** BEGIN Records to use **

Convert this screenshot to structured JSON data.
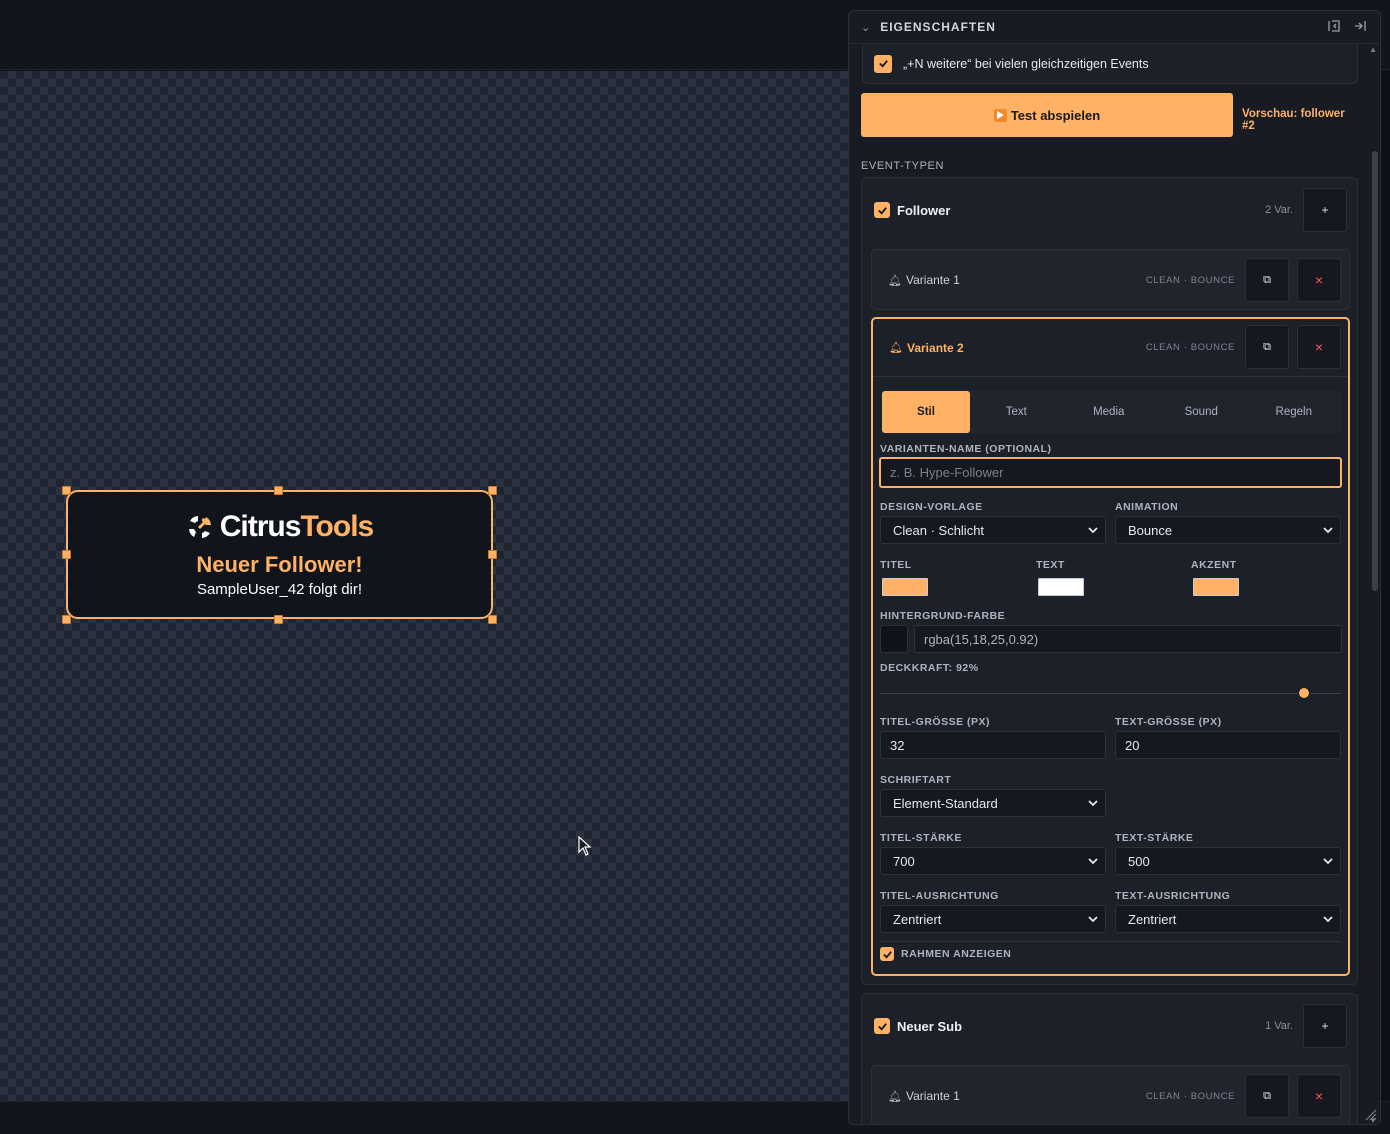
{
  "colors": {
    "accent": "#ffb266",
    "panel_bg": "#181b22",
    "canvas_bg": "#1f2530"
  },
  "alert": {
    "logo_white": "Citrus",
    "logo_accent": "Tools",
    "title": "Neuer Follower!",
    "text": "SampleUser_42 folgt dir!"
  },
  "panel": {
    "title": "EIGENSCHAFTEN",
    "more_events_label": "„+N weitere“ bei vielen gleichzeitigen Events",
    "test_button": "Test abspielen",
    "preview_label": "Vorschau: follower #2",
    "section_label": "EVENT-TYPEN"
  },
  "events": [
    {
      "name": "Follower",
      "count": "2 Var.",
      "add": "+",
      "variants": [
        {
          "name": "Variante 1",
          "meta": "CLEAN · BOUNCE"
        },
        {
          "name": "Variante 2",
          "meta": "CLEAN · BOUNCE"
        }
      ]
    },
    {
      "name": "Neuer Sub",
      "count": "1 Var.",
      "add": "+",
      "variants": [
        {
          "name": "Variante 1",
          "meta": "CLEAN · BOUNCE"
        }
      ]
    }
  ],
  "variant_buttons": {
    "copy": "⧉",
    "delete": "×"
  },
  "editor": {
    "tabs": [
      "Stil",
      "Text",
      "Media",
      "Sound",
      "Regeln"
    ],
    "active_tab": "Stil",
    "name_label": "VARIANTEN-NAME (OPTIONAL)",
    "name_placeholder": "z. B. Hype-Follower",
    "design_label": "DESIGN-VORLAGE",
    "design_value": "Clean · Schlicht",
    "animation_label": "ANIMATION",
    "animation_value": "Bounce",
    "color_title_label": "TITEL",
    "color_text_label": "TEXT",
    "color_accent_label": "AKZENT",
    "color_title": "#ffb266",
    "color_text": "#ffffff",
    "color_accent": "#ffb266",
    "bg_label": "HINTERGRUND-FARBE",
    "bg_value": "rgba(15,18,25,0.92)",
    "opacity_label": "DECKKRAFT: 92%",
    "opacity_value": 0.92,
    "title_size_label": "TITEL-GRÖSSE (PX)",
    "title_size": "32",
    "text_size_label": "TEXT-GRÖSSE (PX)",
    "text_size": "20",
    "font_label": "SCHRIFTART",
    "font_value": "Element-Standard",
    "title_weight_label": "TITEL-STÄRKE",
    "title_weight": "700",
    "text_weight_label": "TEXT-STÄRKE",
    "text_weight": "500",
    "title_align_label": "TITEL-AUSRICHTUNG",
    "title_align": "Zentriert",
    "text_align_label": "TEXT-AUSRICHTUNG",
    "text_align": "Zentriert",
    "border_label": "RAHMEN ANZEIGEN"
  }
}
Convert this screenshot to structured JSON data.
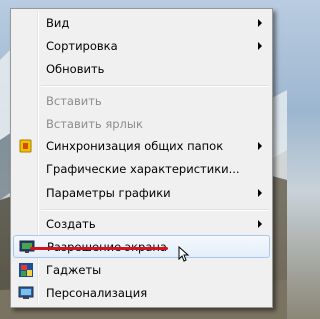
{
  "menu": {
    "items": [
      {
        "label": "Вид"
      },
      {
        "label": "Сортировка"
      },
      {
        "label": "Обновить"
      },
      {
        "label": "Вставить"
      },
      {
        "label": "Вставить ярлык"
      },
      {
        "label": "Синхронизация общих папок"
      },
      {
        "label": "Графические характеристики..."
      },
      {
        "label": "Параметры графики"
      },
      {
        "label": "Создать"
      },
      {
        "label": "Разрешение экрана"
      },
      {
        "label": "Гаджеты"
      },
      {
        "label": "Персонализация"
      }
    ]
  },
  "colors": {
    "menu_bg": "#f0f0f0",
    "hover_border": "#a8c8ec",
    "disabled_text": "#8d8d8d",
    "annotation_underline": "#d0161a"
  },
  "icons": [
    "sync-folder-icon",
    "display-resolution-icon",
    "gadgets-icon",
    "personalization-icon",
    "mouse-pointer-icon"
  ]
}
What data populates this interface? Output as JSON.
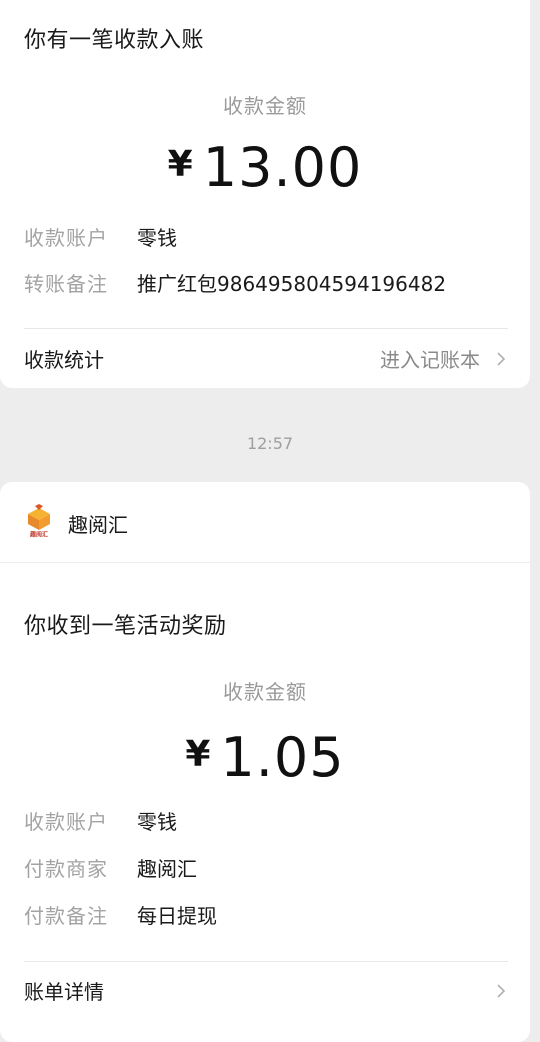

** END Records to use **

=== To be done ===
Search the listing for the word "STÄRKE" and return each line that holds it.

=== Written response ===
    "title_weight_label": "TITEL-STÄRKE",
    "text_weight_label": "TEXT-STÄRKE",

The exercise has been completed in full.